What is required. Return all of the data exactly as written, without the pictures.

Task inputs.

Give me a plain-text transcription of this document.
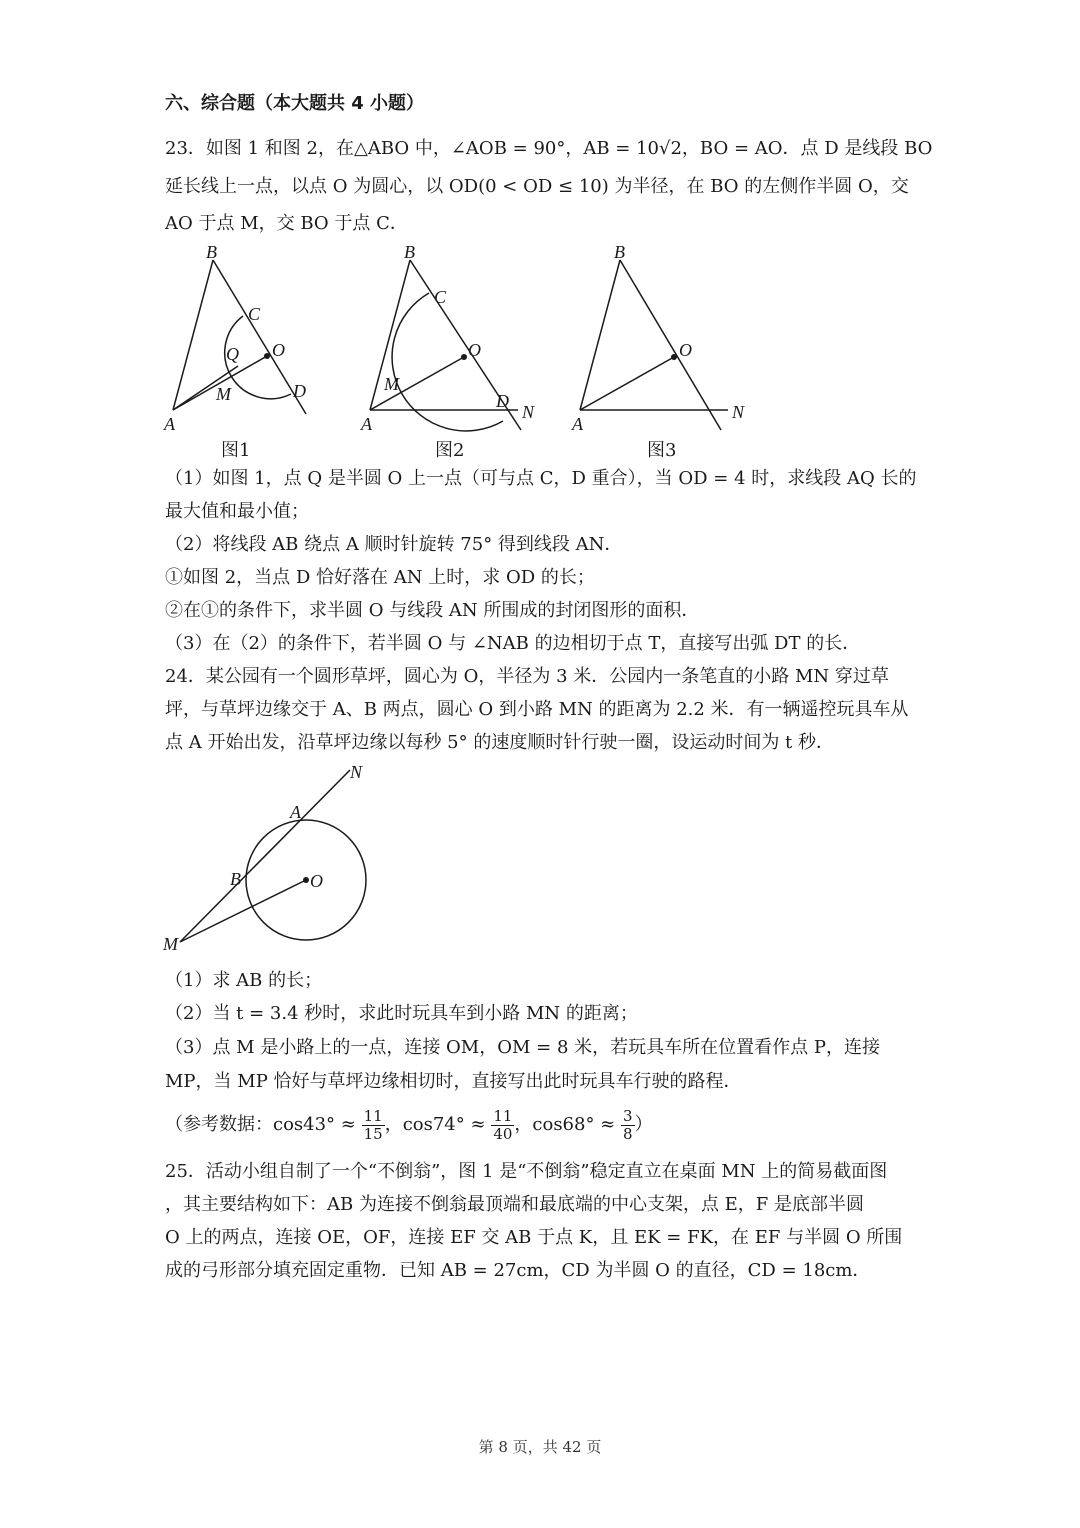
六、综合题（本大题共 4 小题）
23．如图 1 和图 2，在△ABO 中，∠AOB = 90°，AB = 10√2，BO = AO．点 D 是线段 BO
延长线上一点，以点 O 为圆心，以 OD(0 < OD ≤ 10) 为半径，在 BO 的左侧作半圆 O，交
AO 于点 M，交 BO 于点 C．
B
C
O
Q
M	D
A
图1
B
C
O
M
D
N
A
图2
B
O
N
A
图3
（1）如图 1，点 Q 是半圆 O 上一点（可与点 C，D 重合），当 OD = 4 时，求线段 AQ 长的
最大值和最小值；
（2）将线段 AB 绕点 A 顺时针旋转 75° 得到线段 AN．
①如图 2，当点 D 恰好落在 AN 上时，求 OD 的长；
②在①的条件下，求半圆 O 与线段 AN 所围成的封闭图形的面积．
（3）在（2）的条件下，若半圆 O 与 ∠NAB 的边相切于点 T，直接写出弧 DT 的长．
24．某公园有一个圆形草坪，圆心为 O，半径为 3 米．公园内一条笔直的小路 MN 穿过草
坪，与草坪边缘交于 A、B 两点，圆心 O 到小路 MN 的距离为 2.2 米．有一辆遥控玩具车从
点 A 开始出发，沿草坪边缘以每秒 5° 的速度顺时针行驶一圈，设运动时间为 t 秒．
N
A
B	O
M
（1）求 AB 的长；
（2）当 t = 3.4 秒时，求此时玩具车到小路 MN 的距离；
（3）点 M 是小路上的一点，连接 OM，OM = 8 米，若玩具车所在位置看作点 P，连接
MP，当 MP 恰好与草坪边缘相切时，直接写出此时玩具车行驶的路程．
（参考数据：$\cos 43^\circ \approx \frac{11}{15}$ ，$\cos 74^\circ \approx \frac{11}{40}$ ，$\cos 68^\circ \approx \frac{3}{8}$ ）
25．活动小组自制了一个“不倒翁”，图 1 是“不倒翁”稳定直立在桌面 MN 上的简易截面图
，其主要结构如下：AB 为连接不倒翁最顶端和最底端的中心支架，点 E，F 是底部半圆
O 上的两点，连接 OE，OF，连接 EF 交 AB 于点 K，且 EK = FK，在 EF 与半圆 O 所围
成的弓形部分填充固定重物．已知 AB = 27cm，CD 为半圆 O 的直径，CD = 18cm．
第 8 页，共 42 页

The response.
Give me a plain-text transcription of this document.
六、综合题（本大题共 4 小题）
23．如图 1 和图 2，在△ABO 中，∠AOB = 90°，AB = 10√2，BO = AO．点 D 是线段 BO
延长线上一点，以点 O 为圆心，以 OD(0 < OD ≤ 10) 为半径，在 BO 的左侧作半圆 O，交
AO 于点 M，交 BO 于点 C．
B
C
O
Q
M	D
A
图1
B
C
O
M
D
N
A
图2
B
O
N
A
图3
（1）如图 1，点 Q 是半圆 O 上一点（可与点 C，D 重合），当 OD = 4 时，求线段 AQ 长的
最大值和最小值；
（2）将线段 AB 绕点 A 顺时针旋转 75° 得到线段 AN．
①如图 2，当点 D 恰好落在 AN 上时，求 OD 的长；
②在①的条件下，求半圆 O 与线段 AN 所围成的封闭图形的面积．
（3）在（2）的条件下，若半圆 O 与 ∠NAB 的边相切于点 T，直接写出弧 DT 的长．
24．某公园有一个圆形草坪，圆心为 O，半径为 3 米．公园内一条笔直的小路 MN 穿过草
坪，与草坪边缘交于 A、B 两点，圆心 O 到小路 MN 的距离为 2.2 米．有一辆遥控玩具车从
点 A 开始出发，沿草坪边缘以每秒 5° 的速度顺时针行驶一圈，设运动时间为 t 秒．
N
A
B	O
M
（1）求 AB 的长；
（2）当 t = 3.4 秒时，求此时玩具车到小路 MN 的距离；
（3）点 M 是小路上的一点，连接 OM，OM = 8 米，若玩具车所在位置看作点 P，连接
MP，当 MP 恰好与草坪边缘相切时，直接写出此时玩具车行驶的路程．
（参考数据：$\cos 43^\circ \approx \frac{11}{15}$ ，$\cos 74^\circ \approx \frac{11}{40}$ ，$\cos 68^\circ \approx \frac{3}{8}$ ）
25．活动小组自制了一个“不倒翁”，图 1 是“不倒翁”稳定直立在桌面 MN 上的简易截面图
，其主要结构如下：AB 为连接不倒翁最顶端和最底端的中心支架，点 E，F 是底部半圆
O 上的两点，连接 OE，OF，连接 EF 交 AB 于点 K，且 EK = FK，在 EF 与半圆 O 所围
成的弓形部分填充固定重物．已知 AB = 27cm，CD 为半圆 O 的直径，CD = 18cm．
第 8 页，共 42 页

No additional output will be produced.